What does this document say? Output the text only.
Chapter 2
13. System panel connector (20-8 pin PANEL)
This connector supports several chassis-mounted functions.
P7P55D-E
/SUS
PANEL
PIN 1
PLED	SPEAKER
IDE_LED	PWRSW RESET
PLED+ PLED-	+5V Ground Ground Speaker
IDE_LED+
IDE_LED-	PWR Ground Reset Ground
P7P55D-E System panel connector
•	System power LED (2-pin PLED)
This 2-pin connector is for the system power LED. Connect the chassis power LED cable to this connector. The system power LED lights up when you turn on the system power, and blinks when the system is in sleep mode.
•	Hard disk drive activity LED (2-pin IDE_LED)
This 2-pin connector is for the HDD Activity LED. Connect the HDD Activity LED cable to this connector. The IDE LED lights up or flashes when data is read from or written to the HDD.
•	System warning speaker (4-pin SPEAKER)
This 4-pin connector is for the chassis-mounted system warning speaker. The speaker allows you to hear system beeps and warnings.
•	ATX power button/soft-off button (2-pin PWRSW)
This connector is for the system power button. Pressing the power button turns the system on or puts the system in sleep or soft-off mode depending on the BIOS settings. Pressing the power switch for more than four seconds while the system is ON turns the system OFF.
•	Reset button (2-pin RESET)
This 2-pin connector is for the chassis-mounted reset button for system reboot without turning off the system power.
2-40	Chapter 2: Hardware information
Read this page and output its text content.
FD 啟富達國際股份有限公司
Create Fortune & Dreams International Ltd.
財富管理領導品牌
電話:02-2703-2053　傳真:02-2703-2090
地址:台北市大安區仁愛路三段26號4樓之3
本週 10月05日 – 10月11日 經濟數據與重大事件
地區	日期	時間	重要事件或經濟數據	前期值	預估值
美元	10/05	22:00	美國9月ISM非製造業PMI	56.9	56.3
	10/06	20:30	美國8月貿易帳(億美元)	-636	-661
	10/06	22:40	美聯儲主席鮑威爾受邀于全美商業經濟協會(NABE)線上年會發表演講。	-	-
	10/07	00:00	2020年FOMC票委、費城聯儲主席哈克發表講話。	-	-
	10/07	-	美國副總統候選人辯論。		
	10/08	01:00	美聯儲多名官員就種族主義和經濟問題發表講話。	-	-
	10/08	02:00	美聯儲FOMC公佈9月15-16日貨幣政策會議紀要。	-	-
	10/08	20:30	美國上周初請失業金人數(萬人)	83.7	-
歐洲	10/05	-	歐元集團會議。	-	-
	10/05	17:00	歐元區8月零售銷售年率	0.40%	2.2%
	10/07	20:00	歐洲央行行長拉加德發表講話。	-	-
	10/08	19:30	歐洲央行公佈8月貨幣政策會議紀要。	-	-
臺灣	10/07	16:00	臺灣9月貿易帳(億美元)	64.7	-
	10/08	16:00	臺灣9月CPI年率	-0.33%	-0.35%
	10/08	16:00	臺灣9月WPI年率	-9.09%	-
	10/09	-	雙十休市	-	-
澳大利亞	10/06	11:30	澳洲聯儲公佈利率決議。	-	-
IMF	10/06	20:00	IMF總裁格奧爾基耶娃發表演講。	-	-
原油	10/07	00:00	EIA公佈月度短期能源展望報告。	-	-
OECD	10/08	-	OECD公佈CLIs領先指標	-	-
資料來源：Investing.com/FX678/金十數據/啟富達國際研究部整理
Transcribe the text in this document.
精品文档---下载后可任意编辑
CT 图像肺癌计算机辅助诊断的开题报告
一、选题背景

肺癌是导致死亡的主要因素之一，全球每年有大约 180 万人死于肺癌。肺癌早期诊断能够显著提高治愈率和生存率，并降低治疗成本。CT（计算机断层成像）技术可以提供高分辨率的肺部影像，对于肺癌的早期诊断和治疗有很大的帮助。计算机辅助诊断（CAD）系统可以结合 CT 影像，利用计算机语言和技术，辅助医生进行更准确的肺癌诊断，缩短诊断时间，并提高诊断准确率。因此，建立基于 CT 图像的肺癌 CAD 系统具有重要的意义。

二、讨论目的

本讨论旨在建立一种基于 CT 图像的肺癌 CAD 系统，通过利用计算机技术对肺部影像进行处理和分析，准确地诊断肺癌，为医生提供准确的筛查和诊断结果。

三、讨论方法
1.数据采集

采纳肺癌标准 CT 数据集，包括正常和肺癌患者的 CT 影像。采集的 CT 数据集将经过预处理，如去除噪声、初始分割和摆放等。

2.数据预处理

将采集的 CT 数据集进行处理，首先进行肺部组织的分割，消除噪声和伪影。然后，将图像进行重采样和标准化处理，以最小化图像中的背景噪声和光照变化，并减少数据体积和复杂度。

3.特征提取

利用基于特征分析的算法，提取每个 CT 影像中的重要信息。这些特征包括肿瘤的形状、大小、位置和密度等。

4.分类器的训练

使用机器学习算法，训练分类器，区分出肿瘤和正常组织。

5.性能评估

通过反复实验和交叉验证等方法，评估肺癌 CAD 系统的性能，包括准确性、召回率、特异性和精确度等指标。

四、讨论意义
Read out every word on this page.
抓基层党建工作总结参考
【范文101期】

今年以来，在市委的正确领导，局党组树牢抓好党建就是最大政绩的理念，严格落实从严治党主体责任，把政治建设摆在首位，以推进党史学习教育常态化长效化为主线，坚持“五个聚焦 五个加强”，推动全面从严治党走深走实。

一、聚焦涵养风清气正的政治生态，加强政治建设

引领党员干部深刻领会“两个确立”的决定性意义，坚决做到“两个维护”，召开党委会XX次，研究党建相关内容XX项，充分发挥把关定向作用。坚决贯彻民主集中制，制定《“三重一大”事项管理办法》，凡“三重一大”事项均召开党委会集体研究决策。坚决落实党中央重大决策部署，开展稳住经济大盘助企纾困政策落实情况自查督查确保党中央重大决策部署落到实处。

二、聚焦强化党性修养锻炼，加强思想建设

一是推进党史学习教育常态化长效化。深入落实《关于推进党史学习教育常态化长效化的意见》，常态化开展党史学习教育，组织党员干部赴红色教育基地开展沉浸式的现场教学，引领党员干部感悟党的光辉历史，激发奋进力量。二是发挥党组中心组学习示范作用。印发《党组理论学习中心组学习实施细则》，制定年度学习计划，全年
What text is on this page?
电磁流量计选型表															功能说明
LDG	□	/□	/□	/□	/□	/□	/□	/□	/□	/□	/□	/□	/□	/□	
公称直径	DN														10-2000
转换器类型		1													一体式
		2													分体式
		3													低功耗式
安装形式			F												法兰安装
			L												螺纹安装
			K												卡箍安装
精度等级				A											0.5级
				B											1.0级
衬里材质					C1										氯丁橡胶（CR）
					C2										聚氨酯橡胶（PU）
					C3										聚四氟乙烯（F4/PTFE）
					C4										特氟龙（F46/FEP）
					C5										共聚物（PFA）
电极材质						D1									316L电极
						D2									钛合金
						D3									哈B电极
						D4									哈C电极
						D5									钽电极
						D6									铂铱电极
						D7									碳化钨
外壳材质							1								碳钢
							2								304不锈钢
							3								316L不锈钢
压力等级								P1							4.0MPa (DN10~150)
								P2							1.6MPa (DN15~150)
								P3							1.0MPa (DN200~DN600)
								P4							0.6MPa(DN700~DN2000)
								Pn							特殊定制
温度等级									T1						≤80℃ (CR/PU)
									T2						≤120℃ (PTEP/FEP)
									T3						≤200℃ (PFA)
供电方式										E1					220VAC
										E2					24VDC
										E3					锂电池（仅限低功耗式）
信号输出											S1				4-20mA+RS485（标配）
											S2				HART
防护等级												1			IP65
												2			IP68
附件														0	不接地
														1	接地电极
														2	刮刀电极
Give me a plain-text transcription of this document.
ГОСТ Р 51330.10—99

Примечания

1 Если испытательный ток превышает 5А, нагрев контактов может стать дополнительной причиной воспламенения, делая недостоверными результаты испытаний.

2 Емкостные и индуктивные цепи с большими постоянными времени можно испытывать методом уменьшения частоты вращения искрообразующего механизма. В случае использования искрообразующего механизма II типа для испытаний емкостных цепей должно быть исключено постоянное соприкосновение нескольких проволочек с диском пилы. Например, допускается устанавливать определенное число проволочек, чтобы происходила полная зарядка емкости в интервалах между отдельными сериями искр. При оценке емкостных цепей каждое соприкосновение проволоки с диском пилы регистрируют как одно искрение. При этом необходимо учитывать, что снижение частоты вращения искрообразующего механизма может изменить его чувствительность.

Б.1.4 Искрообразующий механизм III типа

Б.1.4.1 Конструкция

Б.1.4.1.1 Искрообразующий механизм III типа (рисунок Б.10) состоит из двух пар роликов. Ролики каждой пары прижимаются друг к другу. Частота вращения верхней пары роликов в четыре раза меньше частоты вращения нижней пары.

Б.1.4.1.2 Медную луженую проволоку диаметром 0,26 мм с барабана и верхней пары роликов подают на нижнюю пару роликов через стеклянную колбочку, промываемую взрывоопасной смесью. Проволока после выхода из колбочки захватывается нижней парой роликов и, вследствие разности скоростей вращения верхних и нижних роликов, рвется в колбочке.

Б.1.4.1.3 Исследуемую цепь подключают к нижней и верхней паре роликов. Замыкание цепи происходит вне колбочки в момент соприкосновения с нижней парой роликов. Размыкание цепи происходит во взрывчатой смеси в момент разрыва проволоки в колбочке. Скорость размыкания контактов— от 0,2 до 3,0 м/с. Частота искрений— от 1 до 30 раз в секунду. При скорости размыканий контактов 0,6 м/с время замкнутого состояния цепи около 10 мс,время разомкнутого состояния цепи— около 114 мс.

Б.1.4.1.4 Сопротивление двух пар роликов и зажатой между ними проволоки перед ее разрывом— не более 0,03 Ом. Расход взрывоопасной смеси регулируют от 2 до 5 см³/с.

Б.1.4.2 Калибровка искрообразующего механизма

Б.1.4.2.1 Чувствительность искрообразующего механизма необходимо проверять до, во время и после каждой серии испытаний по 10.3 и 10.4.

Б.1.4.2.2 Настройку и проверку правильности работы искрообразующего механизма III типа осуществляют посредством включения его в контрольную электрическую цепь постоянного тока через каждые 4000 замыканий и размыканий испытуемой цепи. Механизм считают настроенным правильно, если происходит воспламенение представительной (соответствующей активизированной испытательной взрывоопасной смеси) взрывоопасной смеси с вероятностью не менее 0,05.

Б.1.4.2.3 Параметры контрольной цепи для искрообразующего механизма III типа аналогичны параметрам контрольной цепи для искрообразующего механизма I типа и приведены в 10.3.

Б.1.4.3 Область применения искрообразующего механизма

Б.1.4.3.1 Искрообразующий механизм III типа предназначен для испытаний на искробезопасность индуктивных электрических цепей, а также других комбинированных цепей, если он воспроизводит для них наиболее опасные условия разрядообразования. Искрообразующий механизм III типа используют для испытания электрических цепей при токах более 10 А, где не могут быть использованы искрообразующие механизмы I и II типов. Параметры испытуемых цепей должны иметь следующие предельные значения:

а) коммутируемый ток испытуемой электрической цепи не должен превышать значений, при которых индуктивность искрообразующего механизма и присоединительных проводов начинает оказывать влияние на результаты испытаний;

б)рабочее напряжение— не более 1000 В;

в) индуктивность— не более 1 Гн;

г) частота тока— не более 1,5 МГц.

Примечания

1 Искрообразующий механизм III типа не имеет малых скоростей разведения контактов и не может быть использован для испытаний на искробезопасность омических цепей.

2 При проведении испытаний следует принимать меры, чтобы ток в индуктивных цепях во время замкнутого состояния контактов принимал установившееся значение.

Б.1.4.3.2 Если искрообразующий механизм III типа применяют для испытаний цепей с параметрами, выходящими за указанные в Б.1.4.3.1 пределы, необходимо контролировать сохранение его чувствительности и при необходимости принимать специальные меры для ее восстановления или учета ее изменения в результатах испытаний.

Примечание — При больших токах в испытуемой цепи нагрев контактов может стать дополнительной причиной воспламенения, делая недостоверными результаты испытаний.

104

· · · · · · ·

**Task to carry out**
Tally the lines of the preceding listing in which the word "делая" appears; state nothing but the total.

**Result of the exercise**
2